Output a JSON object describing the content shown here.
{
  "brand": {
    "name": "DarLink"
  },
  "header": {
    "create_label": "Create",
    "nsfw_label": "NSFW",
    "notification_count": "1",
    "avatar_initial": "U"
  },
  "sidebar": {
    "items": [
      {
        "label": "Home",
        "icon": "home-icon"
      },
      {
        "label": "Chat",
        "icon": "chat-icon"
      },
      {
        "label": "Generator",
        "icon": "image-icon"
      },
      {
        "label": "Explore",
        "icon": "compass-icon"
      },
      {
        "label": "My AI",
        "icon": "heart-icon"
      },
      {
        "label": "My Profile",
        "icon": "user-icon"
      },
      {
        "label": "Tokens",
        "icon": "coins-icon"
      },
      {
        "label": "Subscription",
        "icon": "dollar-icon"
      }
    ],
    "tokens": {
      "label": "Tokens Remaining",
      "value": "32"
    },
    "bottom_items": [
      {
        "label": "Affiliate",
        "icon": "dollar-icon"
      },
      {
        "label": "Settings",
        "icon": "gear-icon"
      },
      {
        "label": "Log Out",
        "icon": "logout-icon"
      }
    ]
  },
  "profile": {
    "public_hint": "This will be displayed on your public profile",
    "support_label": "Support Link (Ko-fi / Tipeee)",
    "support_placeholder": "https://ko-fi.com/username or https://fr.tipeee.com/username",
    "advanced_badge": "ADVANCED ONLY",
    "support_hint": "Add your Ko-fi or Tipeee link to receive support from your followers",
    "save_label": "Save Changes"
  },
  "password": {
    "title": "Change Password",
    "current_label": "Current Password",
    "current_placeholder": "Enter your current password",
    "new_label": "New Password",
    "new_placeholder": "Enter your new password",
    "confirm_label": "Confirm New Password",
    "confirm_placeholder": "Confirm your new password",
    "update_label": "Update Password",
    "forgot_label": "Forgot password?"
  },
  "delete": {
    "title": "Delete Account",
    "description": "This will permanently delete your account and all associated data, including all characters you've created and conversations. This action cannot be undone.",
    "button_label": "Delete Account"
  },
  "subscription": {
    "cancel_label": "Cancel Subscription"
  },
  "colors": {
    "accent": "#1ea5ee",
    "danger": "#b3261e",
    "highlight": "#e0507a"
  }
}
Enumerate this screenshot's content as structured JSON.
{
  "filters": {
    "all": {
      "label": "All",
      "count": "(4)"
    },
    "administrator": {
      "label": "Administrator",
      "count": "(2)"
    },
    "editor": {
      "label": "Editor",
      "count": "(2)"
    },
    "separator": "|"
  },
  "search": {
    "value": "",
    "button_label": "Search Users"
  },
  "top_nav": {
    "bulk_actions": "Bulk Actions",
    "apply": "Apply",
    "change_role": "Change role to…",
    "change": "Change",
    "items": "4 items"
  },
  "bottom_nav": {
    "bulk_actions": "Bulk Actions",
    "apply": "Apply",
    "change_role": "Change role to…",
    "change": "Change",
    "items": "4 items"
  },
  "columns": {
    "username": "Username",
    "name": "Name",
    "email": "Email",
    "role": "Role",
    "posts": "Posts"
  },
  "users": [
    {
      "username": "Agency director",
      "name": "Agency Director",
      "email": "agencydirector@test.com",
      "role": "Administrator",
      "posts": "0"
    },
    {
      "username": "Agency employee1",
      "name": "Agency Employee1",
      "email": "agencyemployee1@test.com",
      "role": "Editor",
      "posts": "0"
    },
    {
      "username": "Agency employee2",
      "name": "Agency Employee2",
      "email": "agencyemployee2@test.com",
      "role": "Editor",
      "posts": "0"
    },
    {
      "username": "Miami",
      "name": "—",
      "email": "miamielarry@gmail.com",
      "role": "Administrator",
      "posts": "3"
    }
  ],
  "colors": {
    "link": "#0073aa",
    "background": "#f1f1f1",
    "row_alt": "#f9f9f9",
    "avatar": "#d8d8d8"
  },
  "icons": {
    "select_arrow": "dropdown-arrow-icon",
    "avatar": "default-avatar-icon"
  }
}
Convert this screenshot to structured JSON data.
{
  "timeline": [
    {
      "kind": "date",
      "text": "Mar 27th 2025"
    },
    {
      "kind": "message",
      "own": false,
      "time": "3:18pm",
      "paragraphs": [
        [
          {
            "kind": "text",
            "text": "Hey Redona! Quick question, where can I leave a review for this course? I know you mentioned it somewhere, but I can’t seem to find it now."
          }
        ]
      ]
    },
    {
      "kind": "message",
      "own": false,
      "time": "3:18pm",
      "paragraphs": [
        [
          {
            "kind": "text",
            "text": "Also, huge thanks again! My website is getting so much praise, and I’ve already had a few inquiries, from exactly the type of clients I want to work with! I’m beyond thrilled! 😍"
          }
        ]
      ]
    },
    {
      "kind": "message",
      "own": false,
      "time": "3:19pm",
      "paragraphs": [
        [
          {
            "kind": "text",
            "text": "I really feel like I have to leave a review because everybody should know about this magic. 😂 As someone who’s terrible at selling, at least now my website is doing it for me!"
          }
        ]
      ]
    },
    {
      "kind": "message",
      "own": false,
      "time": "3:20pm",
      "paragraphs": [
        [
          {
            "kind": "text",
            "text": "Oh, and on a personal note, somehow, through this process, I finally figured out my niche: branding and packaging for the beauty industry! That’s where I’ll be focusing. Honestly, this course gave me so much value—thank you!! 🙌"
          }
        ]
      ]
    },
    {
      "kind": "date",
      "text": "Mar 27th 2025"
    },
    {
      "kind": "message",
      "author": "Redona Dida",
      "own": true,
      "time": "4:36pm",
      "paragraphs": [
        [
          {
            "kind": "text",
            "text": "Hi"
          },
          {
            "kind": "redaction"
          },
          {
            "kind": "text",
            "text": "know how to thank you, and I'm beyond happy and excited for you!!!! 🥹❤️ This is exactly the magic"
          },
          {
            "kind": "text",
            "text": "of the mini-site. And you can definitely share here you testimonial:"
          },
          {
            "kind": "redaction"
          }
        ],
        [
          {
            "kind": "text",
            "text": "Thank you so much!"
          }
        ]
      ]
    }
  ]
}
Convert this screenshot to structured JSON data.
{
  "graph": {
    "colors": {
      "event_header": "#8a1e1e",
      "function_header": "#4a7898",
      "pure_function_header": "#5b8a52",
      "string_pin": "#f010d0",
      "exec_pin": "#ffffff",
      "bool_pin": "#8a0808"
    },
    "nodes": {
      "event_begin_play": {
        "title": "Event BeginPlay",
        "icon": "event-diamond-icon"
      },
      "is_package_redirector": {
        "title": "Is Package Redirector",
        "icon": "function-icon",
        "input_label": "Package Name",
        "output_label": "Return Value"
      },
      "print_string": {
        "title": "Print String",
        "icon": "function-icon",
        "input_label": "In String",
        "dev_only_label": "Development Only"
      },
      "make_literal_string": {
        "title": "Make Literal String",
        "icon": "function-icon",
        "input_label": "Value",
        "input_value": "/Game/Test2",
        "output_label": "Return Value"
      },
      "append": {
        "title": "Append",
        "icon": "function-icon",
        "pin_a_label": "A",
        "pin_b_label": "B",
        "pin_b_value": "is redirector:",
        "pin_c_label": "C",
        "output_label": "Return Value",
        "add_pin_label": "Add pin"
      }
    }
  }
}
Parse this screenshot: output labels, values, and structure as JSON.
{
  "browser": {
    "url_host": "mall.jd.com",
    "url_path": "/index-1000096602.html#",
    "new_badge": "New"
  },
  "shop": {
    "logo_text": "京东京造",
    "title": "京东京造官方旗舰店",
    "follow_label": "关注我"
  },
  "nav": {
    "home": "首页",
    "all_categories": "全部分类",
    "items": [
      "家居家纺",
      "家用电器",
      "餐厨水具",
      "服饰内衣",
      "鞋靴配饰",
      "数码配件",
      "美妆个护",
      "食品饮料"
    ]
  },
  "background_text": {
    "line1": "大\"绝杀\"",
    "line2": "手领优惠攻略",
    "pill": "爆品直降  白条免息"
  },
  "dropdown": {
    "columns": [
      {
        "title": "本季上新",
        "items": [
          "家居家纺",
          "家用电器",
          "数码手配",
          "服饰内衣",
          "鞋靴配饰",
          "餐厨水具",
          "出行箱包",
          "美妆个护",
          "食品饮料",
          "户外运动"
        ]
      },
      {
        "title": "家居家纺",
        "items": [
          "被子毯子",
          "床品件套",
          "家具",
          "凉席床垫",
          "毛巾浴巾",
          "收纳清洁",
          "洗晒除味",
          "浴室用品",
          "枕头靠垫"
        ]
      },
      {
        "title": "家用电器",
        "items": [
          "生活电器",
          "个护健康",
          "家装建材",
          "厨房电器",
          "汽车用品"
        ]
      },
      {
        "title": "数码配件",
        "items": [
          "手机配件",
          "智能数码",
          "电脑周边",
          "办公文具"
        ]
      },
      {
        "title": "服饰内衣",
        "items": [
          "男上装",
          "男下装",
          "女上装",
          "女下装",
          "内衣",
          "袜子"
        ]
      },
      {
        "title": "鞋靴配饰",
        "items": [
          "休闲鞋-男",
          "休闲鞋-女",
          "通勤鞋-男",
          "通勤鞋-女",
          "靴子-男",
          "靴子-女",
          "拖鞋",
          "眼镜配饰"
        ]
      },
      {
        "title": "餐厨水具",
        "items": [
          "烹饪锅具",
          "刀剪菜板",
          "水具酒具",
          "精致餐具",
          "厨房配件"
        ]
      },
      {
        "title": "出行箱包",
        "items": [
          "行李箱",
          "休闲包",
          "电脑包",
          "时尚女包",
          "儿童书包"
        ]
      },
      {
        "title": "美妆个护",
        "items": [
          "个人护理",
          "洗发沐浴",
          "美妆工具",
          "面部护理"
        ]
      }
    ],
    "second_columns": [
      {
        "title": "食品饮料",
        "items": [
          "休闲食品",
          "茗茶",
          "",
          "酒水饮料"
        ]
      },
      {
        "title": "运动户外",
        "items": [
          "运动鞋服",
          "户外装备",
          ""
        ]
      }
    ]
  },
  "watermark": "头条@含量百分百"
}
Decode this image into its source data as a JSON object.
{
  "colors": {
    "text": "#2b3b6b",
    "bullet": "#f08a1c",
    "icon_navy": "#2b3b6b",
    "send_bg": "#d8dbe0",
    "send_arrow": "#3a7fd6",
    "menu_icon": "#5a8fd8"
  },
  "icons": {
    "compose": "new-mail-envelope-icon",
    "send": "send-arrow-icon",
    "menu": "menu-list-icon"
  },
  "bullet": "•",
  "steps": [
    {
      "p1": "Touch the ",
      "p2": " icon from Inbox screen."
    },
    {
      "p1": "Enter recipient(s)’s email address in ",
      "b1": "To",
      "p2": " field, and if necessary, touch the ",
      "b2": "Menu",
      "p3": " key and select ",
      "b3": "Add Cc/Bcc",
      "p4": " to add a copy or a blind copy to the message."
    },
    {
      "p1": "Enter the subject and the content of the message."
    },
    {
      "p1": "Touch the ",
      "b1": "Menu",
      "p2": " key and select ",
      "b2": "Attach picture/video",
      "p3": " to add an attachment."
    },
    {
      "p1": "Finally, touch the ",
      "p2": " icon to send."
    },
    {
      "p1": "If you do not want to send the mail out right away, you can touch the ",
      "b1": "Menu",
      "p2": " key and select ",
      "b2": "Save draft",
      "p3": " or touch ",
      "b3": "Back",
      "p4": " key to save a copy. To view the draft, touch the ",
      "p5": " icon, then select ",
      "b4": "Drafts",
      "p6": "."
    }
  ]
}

--------------------

[Brief]
Count every line bearing the word "email"; report the total only.

[The output]
6